Problem requirements =
Pull out every line from the listing that has the word "Months".

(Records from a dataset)
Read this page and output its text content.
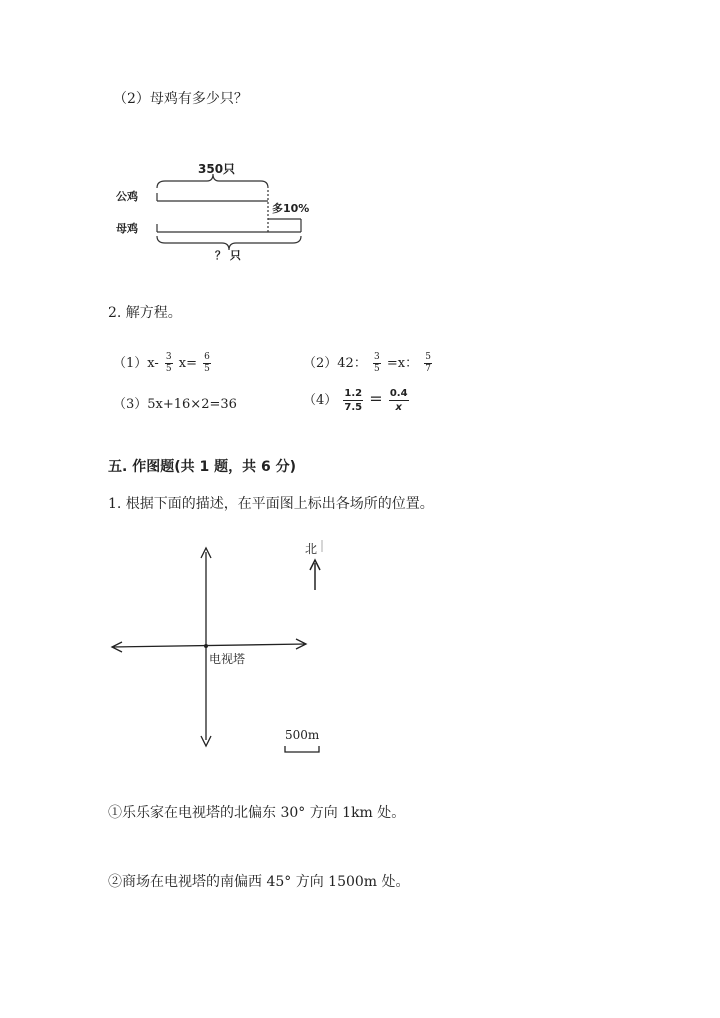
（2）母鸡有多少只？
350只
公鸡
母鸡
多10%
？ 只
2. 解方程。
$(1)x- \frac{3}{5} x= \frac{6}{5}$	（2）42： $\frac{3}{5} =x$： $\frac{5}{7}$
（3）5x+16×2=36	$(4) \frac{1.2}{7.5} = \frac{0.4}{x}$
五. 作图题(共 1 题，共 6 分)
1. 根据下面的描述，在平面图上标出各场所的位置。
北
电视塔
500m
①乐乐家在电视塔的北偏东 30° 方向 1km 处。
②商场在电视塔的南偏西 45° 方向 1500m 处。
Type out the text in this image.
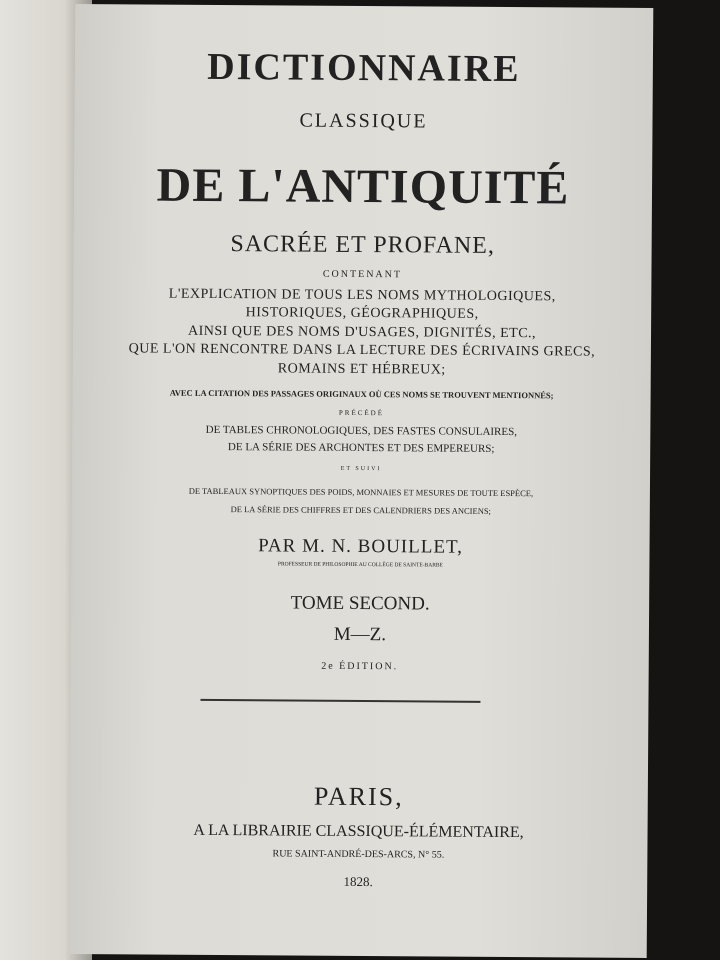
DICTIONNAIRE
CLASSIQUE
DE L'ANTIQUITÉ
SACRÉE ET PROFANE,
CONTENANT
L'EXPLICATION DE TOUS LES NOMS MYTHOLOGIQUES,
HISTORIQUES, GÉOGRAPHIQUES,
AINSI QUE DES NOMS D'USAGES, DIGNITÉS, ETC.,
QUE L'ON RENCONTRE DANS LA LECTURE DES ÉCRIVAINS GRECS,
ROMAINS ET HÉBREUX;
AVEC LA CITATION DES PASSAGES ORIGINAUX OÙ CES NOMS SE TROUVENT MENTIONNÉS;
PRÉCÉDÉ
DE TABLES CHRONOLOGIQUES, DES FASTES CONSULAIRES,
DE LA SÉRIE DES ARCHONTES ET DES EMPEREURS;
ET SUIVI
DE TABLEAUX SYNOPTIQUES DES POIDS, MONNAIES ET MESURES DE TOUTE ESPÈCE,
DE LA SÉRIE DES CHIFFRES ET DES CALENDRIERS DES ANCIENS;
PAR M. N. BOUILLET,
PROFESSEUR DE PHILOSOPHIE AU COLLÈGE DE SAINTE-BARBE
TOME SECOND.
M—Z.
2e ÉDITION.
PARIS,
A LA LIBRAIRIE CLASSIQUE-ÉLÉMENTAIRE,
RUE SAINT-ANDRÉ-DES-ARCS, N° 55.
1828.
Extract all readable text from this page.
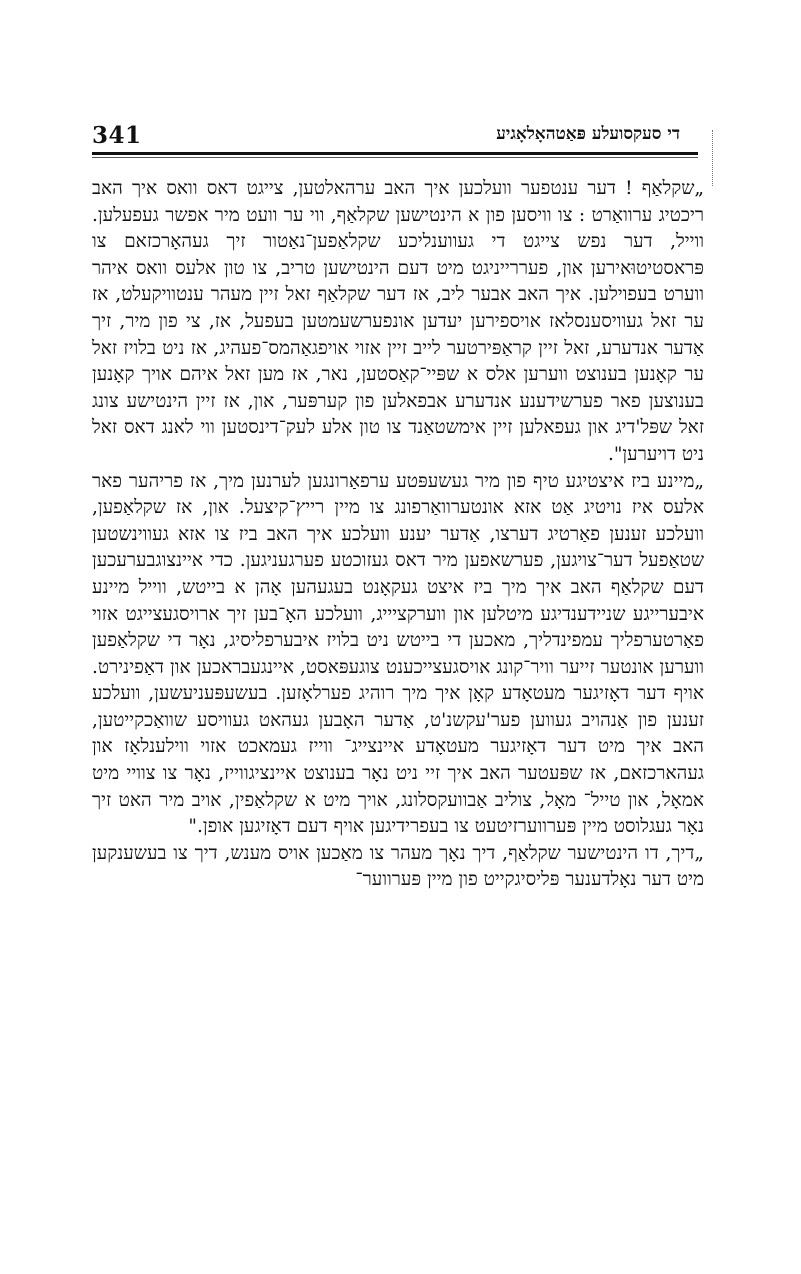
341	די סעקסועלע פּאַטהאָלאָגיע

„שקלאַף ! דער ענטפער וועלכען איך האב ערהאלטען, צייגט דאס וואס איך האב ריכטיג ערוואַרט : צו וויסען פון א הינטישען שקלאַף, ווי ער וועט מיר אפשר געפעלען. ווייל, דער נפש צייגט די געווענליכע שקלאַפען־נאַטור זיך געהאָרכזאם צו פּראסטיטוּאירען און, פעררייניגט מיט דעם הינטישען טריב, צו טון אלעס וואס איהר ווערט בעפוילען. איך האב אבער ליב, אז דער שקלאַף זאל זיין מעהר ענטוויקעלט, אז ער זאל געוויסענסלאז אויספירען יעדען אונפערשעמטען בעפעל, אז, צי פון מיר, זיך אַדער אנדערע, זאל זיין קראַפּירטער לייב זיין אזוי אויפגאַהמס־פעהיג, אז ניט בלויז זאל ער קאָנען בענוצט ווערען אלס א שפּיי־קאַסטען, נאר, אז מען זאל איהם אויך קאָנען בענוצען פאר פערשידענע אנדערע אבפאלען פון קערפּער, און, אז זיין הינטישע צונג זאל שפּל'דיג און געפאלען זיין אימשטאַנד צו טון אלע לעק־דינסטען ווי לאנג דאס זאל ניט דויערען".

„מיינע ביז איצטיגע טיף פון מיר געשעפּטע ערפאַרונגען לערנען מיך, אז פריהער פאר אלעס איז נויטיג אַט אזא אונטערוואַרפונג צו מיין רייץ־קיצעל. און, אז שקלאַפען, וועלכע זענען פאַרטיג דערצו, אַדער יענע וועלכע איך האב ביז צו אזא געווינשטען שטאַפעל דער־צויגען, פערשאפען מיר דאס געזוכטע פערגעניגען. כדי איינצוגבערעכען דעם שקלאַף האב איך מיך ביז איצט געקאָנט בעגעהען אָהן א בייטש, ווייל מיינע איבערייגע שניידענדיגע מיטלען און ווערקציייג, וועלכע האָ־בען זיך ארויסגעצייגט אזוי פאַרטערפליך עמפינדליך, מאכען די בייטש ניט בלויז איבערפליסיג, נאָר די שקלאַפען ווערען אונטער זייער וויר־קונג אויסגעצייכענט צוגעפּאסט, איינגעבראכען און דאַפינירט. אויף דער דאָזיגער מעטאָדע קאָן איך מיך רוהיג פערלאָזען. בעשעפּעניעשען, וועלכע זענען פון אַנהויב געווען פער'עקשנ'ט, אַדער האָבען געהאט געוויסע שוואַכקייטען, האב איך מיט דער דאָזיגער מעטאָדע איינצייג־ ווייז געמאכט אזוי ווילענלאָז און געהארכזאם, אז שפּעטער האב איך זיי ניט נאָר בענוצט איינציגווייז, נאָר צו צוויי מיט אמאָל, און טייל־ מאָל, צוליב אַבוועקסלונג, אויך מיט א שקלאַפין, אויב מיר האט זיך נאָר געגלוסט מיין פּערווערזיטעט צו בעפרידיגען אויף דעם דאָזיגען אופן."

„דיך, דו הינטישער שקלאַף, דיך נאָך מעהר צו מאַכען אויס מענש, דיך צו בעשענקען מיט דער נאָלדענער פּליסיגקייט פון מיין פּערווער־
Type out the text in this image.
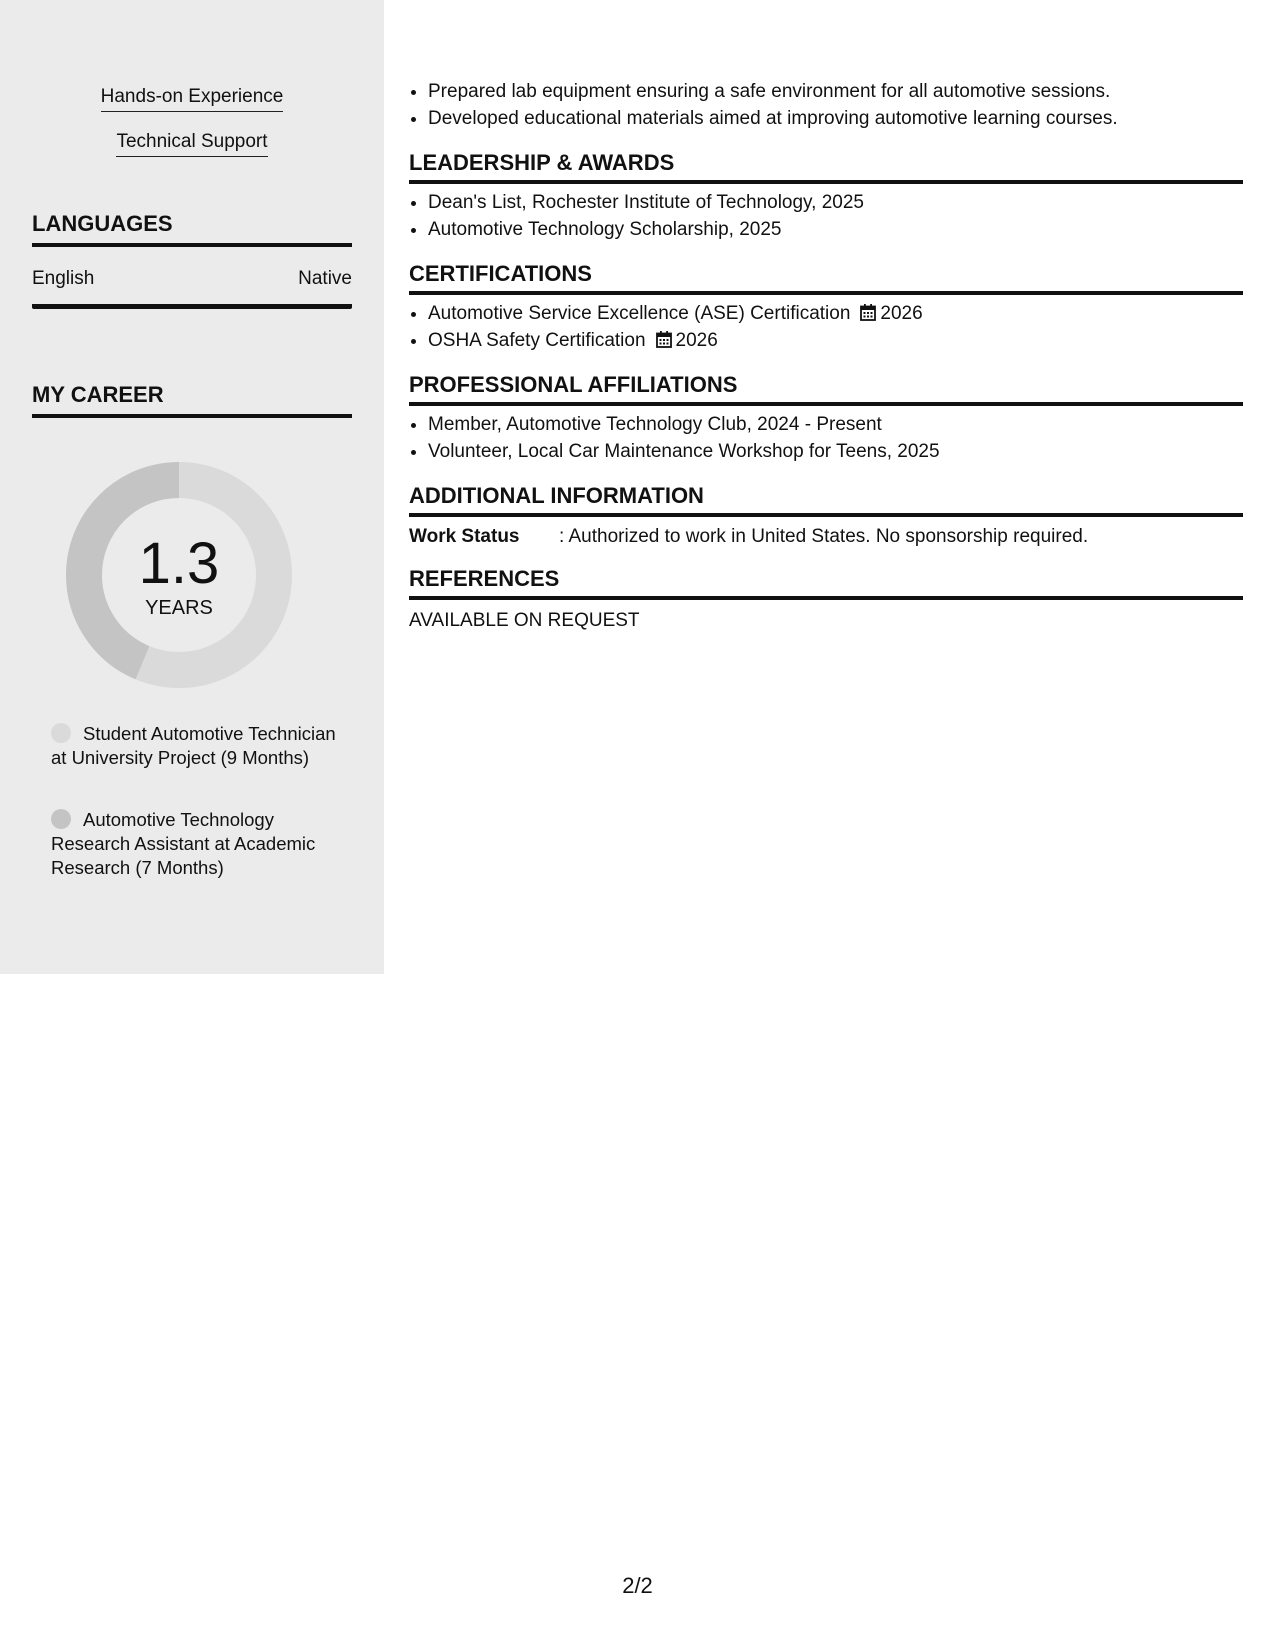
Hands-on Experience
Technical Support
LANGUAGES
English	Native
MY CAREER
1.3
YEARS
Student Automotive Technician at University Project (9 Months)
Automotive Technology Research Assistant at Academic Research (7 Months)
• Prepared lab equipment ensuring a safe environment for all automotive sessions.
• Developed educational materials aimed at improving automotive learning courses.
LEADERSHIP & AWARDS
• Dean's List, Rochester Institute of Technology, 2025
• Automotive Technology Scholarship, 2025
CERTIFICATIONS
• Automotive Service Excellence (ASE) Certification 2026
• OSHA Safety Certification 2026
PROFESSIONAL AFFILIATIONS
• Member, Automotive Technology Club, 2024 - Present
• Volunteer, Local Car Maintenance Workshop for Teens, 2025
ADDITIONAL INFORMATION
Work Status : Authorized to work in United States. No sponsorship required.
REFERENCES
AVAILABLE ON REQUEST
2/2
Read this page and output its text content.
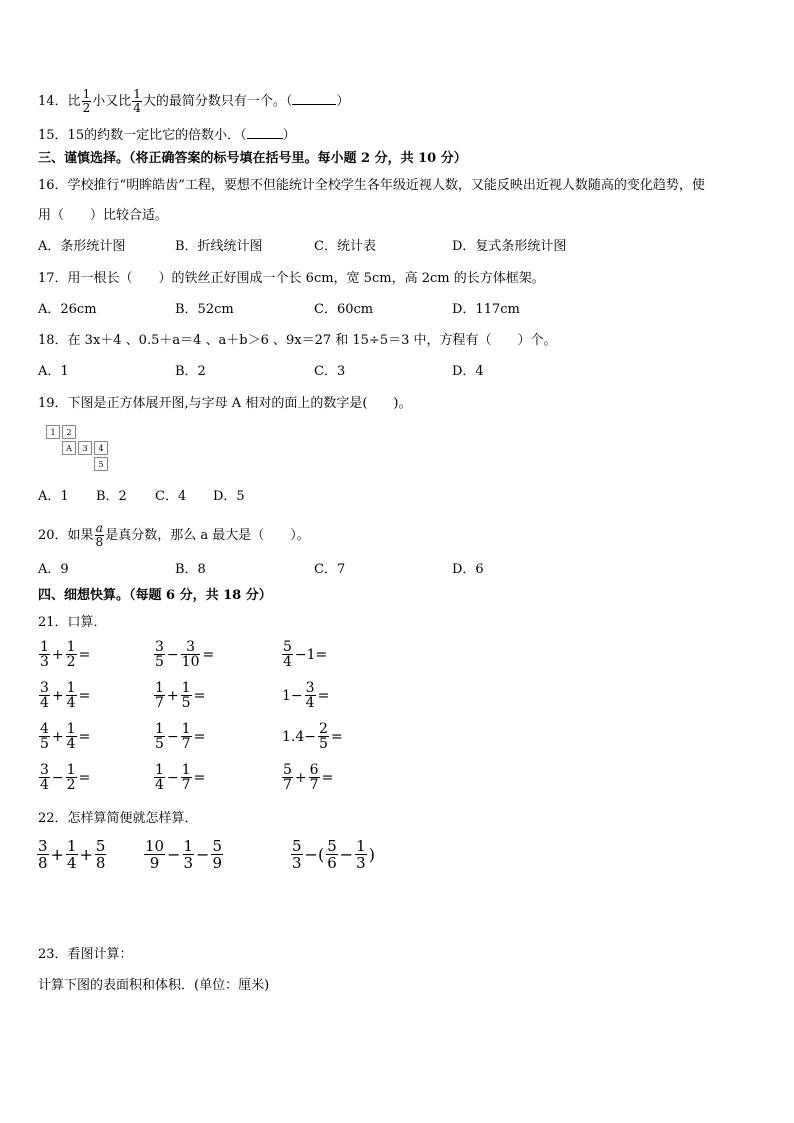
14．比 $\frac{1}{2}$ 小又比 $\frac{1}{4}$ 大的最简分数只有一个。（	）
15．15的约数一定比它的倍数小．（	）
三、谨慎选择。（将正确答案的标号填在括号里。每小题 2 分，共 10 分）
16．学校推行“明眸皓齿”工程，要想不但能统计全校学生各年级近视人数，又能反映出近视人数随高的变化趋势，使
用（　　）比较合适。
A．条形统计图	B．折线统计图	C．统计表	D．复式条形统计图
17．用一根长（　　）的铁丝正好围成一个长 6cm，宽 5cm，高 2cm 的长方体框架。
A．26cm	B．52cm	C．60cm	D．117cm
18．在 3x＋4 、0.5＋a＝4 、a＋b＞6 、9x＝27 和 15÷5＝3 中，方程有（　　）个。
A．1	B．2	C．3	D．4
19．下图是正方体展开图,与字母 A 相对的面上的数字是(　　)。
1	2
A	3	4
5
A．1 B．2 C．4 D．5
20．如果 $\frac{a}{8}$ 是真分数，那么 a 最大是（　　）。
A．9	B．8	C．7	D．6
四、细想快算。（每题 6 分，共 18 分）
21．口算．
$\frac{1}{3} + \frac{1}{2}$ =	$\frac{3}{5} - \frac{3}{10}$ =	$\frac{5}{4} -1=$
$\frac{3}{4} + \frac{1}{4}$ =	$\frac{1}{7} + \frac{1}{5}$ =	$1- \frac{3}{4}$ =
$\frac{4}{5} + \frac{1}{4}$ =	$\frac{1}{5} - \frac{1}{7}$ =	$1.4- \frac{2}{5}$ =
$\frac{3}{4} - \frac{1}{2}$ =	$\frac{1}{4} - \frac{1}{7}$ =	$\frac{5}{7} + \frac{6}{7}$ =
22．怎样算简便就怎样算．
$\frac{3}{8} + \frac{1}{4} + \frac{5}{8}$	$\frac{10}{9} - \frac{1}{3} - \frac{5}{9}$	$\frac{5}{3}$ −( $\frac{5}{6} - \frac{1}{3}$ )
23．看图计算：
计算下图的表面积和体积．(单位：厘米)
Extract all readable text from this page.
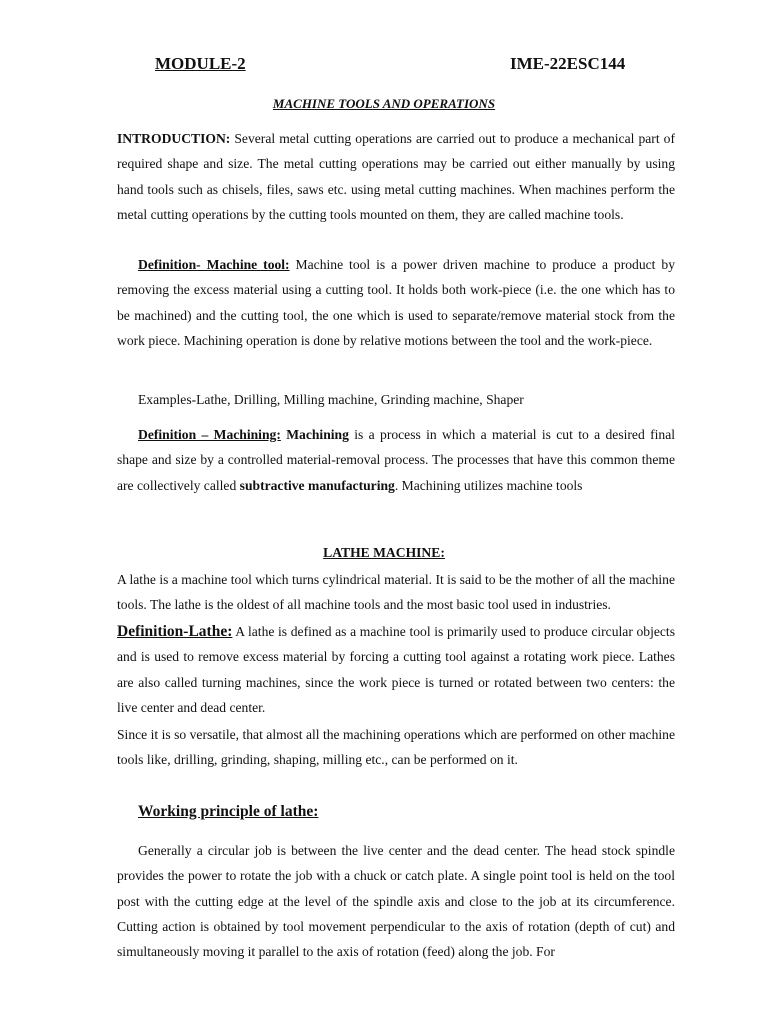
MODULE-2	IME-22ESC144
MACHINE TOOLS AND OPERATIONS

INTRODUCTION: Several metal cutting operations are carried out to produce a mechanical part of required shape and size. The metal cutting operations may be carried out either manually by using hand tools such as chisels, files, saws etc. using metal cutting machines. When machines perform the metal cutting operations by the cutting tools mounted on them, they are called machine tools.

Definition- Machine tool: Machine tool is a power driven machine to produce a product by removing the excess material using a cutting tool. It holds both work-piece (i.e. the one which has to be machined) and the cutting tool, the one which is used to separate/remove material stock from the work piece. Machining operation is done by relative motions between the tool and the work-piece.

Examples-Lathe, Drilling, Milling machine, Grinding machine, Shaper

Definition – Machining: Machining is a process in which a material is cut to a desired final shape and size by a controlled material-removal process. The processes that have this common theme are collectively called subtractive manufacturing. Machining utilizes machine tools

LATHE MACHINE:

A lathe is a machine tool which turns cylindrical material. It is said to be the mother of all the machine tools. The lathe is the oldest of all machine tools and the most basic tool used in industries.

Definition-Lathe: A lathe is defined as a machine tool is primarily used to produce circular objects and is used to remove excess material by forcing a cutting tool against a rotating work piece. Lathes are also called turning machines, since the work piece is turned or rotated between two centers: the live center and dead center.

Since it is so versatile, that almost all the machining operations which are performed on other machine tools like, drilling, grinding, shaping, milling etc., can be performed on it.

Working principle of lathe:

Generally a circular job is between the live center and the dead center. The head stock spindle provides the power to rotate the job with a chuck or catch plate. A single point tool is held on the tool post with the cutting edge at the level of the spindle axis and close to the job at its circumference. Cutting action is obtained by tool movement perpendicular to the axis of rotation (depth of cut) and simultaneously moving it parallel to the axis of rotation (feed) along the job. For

Final answer =
Student Automotive Technician at University Project (9 Months)
Automotive Technology Research Assistant at Academic Research (7 Months)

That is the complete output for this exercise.